-------- Information shown --------

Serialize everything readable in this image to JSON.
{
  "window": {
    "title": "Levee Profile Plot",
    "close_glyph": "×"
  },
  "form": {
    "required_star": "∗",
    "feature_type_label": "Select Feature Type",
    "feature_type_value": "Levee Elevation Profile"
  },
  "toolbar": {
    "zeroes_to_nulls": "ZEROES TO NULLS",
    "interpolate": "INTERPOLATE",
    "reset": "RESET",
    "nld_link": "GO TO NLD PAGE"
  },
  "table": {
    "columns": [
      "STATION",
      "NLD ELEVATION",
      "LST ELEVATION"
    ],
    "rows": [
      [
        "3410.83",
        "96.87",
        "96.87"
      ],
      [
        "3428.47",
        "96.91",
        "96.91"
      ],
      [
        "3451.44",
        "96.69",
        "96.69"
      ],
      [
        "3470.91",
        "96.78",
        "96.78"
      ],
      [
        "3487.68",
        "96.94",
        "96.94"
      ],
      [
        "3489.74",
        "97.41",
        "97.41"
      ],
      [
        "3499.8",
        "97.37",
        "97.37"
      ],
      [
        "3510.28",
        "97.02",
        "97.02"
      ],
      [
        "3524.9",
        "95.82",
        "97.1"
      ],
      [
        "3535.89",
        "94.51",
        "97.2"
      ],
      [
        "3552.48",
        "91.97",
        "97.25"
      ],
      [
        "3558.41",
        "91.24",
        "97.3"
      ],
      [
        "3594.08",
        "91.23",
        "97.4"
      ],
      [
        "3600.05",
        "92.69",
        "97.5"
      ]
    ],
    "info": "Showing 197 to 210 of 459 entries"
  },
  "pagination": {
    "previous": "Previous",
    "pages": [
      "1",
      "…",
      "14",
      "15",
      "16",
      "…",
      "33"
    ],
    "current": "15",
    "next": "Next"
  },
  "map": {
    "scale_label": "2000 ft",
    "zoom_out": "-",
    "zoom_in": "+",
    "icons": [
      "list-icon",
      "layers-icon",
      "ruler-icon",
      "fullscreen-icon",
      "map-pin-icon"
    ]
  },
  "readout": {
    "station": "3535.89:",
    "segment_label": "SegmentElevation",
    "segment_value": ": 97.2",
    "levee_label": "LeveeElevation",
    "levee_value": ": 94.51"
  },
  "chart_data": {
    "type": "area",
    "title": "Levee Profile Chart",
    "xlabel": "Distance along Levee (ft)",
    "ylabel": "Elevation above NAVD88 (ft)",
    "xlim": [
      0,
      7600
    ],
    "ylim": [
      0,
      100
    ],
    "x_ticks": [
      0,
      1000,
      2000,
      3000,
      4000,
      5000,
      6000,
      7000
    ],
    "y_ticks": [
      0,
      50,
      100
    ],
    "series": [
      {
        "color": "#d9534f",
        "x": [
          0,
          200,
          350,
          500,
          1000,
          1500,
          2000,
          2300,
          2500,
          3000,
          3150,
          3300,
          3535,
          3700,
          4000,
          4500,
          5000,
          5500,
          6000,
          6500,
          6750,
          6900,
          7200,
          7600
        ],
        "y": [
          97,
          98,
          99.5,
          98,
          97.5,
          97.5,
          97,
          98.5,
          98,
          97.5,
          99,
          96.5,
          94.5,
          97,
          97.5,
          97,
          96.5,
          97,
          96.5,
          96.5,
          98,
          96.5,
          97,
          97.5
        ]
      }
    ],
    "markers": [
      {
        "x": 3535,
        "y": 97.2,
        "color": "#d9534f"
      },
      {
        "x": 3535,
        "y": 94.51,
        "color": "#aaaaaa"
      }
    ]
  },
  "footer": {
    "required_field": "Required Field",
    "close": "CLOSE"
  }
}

--------

### Exercise instructions
Find every line in the records above that contains the word "Profile", and copy each one.

### Full response
    "title": "Levee Profile Plot",
    "feature_type_value": "Levee Elevation Profile"
    "title": "Levee Profile Chart",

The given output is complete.